» **Exercise**:
Extract the full set of records that follows, word for word.

» **Dataset rows about figures**:
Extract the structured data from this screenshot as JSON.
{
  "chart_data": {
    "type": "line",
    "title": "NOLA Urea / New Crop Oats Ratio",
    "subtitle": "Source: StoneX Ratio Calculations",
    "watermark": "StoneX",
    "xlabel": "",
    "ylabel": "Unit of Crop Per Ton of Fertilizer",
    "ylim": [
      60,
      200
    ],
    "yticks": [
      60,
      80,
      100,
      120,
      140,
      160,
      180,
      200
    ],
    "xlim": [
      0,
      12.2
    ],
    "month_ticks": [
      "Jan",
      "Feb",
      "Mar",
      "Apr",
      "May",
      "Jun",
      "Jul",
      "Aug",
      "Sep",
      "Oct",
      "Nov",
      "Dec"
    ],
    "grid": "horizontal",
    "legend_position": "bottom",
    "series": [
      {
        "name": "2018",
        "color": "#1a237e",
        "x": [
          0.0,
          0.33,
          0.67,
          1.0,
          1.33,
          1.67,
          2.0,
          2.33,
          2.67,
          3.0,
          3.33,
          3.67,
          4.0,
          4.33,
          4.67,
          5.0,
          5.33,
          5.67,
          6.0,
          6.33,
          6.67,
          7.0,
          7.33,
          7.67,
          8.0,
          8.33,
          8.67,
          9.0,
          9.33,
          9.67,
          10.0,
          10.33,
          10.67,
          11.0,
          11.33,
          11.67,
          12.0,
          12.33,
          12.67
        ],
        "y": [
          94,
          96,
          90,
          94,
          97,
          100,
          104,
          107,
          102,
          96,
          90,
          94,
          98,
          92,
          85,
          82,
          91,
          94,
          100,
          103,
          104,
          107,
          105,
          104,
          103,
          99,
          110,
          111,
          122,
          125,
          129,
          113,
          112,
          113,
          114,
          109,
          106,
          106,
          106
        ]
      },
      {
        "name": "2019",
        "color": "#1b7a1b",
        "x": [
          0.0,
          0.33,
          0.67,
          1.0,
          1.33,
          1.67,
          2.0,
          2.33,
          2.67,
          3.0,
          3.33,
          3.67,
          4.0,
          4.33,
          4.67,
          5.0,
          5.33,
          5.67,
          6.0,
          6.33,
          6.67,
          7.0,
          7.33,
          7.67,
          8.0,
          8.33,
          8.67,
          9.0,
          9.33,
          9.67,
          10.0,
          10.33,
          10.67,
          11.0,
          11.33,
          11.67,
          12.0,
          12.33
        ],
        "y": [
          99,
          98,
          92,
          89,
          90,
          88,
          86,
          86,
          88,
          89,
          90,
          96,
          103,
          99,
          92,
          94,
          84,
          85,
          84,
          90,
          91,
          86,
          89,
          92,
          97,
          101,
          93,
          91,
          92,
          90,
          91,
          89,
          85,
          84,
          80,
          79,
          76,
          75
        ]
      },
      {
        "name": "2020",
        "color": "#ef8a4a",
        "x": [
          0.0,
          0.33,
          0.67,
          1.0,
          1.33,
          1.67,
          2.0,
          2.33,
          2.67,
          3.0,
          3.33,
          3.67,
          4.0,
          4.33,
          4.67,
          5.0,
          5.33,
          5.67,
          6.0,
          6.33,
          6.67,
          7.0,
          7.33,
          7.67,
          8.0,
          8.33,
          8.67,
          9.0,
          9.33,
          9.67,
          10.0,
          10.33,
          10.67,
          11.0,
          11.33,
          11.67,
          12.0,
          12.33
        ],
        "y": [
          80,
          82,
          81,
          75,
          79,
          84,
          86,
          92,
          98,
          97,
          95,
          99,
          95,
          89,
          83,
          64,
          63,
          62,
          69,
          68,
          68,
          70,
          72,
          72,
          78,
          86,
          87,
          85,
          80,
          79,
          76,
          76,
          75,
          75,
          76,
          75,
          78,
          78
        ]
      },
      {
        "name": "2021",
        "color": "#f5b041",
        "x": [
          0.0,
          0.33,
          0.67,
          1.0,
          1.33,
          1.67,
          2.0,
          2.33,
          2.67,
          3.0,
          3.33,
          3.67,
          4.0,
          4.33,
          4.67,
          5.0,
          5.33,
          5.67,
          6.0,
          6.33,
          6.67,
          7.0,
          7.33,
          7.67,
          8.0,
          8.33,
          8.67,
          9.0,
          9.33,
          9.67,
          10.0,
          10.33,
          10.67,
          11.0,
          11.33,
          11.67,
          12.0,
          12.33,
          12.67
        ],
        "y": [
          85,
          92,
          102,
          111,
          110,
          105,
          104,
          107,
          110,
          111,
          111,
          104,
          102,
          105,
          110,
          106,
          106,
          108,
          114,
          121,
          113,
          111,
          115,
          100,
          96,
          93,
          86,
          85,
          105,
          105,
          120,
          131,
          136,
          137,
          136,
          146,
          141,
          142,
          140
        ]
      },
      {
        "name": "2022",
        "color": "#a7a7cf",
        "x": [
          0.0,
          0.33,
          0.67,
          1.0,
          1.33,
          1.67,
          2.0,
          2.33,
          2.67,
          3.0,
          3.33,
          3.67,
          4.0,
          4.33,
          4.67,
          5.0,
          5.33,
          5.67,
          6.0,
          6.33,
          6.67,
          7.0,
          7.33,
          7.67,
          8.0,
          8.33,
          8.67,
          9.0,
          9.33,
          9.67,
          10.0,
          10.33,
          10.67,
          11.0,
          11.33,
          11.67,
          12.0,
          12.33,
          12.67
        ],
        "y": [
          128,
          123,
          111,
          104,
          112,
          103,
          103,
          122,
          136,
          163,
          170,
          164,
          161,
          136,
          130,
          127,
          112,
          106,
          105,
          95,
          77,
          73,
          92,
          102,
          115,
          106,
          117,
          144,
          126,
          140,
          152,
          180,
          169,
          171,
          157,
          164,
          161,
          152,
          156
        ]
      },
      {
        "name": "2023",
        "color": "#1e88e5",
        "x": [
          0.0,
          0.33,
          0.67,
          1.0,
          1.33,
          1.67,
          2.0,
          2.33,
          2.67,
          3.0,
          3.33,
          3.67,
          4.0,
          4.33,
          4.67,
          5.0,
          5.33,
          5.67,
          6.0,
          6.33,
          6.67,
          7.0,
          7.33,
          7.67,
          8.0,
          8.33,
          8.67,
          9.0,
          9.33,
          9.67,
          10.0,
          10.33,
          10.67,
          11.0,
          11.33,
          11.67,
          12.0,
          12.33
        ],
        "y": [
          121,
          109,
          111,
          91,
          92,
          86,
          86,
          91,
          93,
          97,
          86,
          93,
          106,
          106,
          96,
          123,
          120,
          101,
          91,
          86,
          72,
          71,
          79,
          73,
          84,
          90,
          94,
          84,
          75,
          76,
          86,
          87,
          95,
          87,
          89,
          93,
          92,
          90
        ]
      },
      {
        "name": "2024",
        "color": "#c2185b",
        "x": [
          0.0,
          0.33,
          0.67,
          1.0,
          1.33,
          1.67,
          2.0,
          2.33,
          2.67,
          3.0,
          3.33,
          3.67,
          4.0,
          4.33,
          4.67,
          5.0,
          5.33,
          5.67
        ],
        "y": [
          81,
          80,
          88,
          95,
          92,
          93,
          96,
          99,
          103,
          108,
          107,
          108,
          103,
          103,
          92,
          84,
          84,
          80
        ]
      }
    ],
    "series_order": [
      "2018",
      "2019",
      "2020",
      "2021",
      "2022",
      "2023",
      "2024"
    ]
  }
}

» **Solution for this exercise**:
Extract the structured data from this screenshot as JSON.
{
  "chart_data": {
    "type": "line",
    "title": "NOLA Urea / New Crop Oats Ratio",
    "subtitle": "Source: StoneX Ratio Calculations",
    "watermark": "StoneX",
    "xlabel": "",
    "ylabel": "Unit of Crop Per Ton of Fertilizer",
    "ylim": [
      60,
      200
    ],
    "yticks": [
      60,
      80,
      100,
      120,
      140,
      160,
      180,
      200
    ],
    "xlim": [
      0,
      12.2
    ],
    "month_ticks": [
      "Jan",
      "Feb",
      "Mar",
      "Apr",
      "May",
      "Jun",
      "Jul",
      "Aug",
      "Sep",
      "Oct",
      "Nov",
      "Dec"
    ],
    "grid": "horizontal",
    "legend_position": "bottom",
    "series": [
      {
        "name": "2018",
        "color": "#1a237e",
        "x": [
          0.0,
          0.33,
          0.67,
          1.0,
          1.33,
          1.67,
          2.0,
          2.33,
          2.67,
          3.0,
          3.33,
          3.67,
          4.0,
          4.33,
          4.67,
          5.0,
          5.33,
          5.67,
          6.0,
          6.33,
          6.67,
          7.0,
          7.33,
          7.67,
          8.0,
          8.33,
          8.67,
          9.0,
          9.33,
          9.67,
          10.0,
          10.33,
          10.67,
          11.0,
          11.33,
          11.67,
          12.0,
          12.33,
          12.67
        ],
        "y": [
          94,
          96,
          90,
          94,
          97,
          100,
          104,
          107,
          102,
          96,
          90,
          94,
          98,
          92,
          85,
          82,
          91,
          94,
          100,
          103,
          104,
          107,
          105,
          104,
          103,
          99,
          110,
          111,
          122,
          125,
          129,
          113,
          112,
          113,
          114,
          109,
          106,
          106,
          106
        ]
      },
      {
        "name": "2019",
        "color": "#1b7a1b",
        "x": [
          0.0,
          0.33,
          0.67,
          1.0,
          1.33,
          1.67,
          2.0,
          2.33,
          2.67,
          3.0,
          3.33,
          3.67,
          4.0,
          4.33,
          4.67,
          5.0,
          5.33,
          5.67,
          6.0,
          6.33,
          6.67,
          7.0,
          7.33,
          7.67,
          8.0,
          8.33,
          8.67,
          9.0,
          9.33,
          9.67,
          10.0,
          10.33,
          10.67,
          11.0,
          11.33,
          11.67,
          12.0,
          12.33
        ],
        "y": [
          99,
          98,
          92,
          89,
          90,
          88,
          86,
          86,
          88,
          89,
          90,
          96,
          103,
          99,
          92,
          94,
          84,
          85,
          84,
          90,
          91,
          86,
          89,
          92,
          97,
          101,
          93,
          91,
          92,
          90,
          91,
          89,
          85,
          84,
          80,
          79,
          76,
          75
        ]
      },
      {
        "name": "2020",
        "color": "#ef8a4a",
        "x": [
          0.0,
          0.33,
          0.67,
          1.0,
          1.33,
          1.67,
          2.0,
          2.33,
          2.67,
          3.0,
          3.33,
          3.67,
          4.0,
          4.33,
          4.67,
          5.0,
          5.33,
          5.67,
          6.0,
          6.33,
          6.67,
          7.0,
          7.33,
          7.67,
          8.0,
          8.33,
          8.67,
          9.0,
          9.33,
          9.67,
          10.0,
          10.33,
          10.67,
          11.0,
          11.33,
          11.67,
          12.0,
          12.33
        ],
        "y": [
          80,
          82,
          81,
          75,
          79,
          84,
          86,
          92,
          98,
          97,
          95,
          99,
          95,
          89,
          83,
          64,
          63,
          62,
          69,
          68,
          68,
          70,
          72,
          72,
          78,
          86,
          87,
          85,
          80,
          79,
          76,
          76,
          75,
          75,
          76,
          75,
          78,
          78
        ]
      },
      {
        "name": "2021",
        "color": "#f5b041",
        "x": [
          0.0,
          0.33,
          0.67,
          1.0,
          1.33,
          1.67,
          2.0,
          2.33,
          2.67,
          3.0,
          3.33,
          3.67,
          4.0,
          4.33,
          4.67,
          5.0,
          5.33,
          5.67,
          6.0,
          6.33,
          6.67,
          7.0,
          7.33,
          7.67,
          8.0,
          8.33,
          8.67,
          9.0,
          9.33,
          9.67,
          10.0,
          10.33,
          10.67,
          11.0,
          11.33,
          11.67,
          12.0,
          12.33,
          12.67
        ],
        "y": [
          85,
          92,
          102,
          111,
          110,
          105,
          104,
          107,
          110,
          111,
          111,
          104,
          102,
          105,
          110,
          106,
          106,
          108,
          114,
          121,
          113,
          111,
          115,
          100,
          96,
          93,
          86,
          85,
          105,
          105,
          120,
          131,
          136,
          137,
          136,
          146,
          141,
          142,
          140
        ]
      },
      {
        "name": "2022",
        "color": "#a7a7cf",
        "x": [
          0.0,
          0.33,
          0.67,
          1.0,
          1.33,
          1.67,
          2.0,
          2.33,
          2.67,
          3.0,
          3.33,
          3.67,
          4.0,
          4.33,
          4.67,
          5.0,
          5.33,
          5.67,
          6.0,
          6.33,
          6.67,
          7.0,
          7.33,
          7.67,
          8.0,
          8.33,
          8.67,
          9.0,
          9.33,
          9.67,
          10.0,
          10.33,
          10.67,
          11.0,
          11.33,
          11.67,
          12.0,
          12.33,
          12.67
        ],
        "y": [
          128,
          123,
          111,
          104,
          112,
          103,
          103,
          122,
          136,
          163,
          170,
          164,
          161,
          136,
          130,
          127,
          112,
          106,
          105,
          95,
          77,
          73,
          92,
          102,
          115,
          106,
          117,
          144,
          126,
          140,
          152,
          180,
          169,
          171,
          157,
          164,
          161,
          152,
          156
        ]
      },
      {
        "name": "2023",
        "color": "#1e88e5",
        "x": [
          0.0,
          0.33,
          0.67,
          1.0,
          1.33,
          1.67,
          2.0,
          2.33,
          2.67,
          3.0,
          3.33,
          3.67,
          4.0,
          4.33,
          4.67,
          5.0,
          5.33,
          5.67,
          6.0,
          6.33,
          6.67,
          7.0,
          7.33,
          7.67,
          8.0,
          8.33,
          8.67,
          9.0,
          9.33,
          9.67,
          10.0,
          10.33,
          10.67,
          11.0,
          11.33,
          11.67,
          12.0,
          12.33
        ],
        "y": [
          121,
          109,
          111,
          91,
          92,
          86,
          86,
          91,
          93,
          97,
          86,
          93,
          106,
          106,
          96,
          123,
          120,
          101,
          91,
          86,
          72,
          71,
          79,
          73,
          84,
          90,
          94,
          84,
          75,
          76,
          86,
          87,
          95,
          87,
          89,
          93,
          92,
          90
        ]
      },
      {
        "name": "2024",
        "color": "#c2185b",
        "x": [
          0.0,
          0.33,
          0.67,
          1.0,
          1.33,
          1.67,
          2.0,
          2.33,
          2.67,
          3.0,
          3.33,
          3.67,
          4.0,
          4.33,
          4.67,
          5.0,
          5.33,
          5.67
        ],
        "y": [
          81,
          80,
          88,
          95,
          92,
          93,
          96,
          99,
          103,
          108,
          107,
          108,
          103,
          103,
          92,
          84,
          84,
          80
        ]
      }
    ],
    "series_order": [
      "2018",
      "2019",
      "2020",
      "2021",
      "2022",
      "2023",
      "2024"
    ]
  }
}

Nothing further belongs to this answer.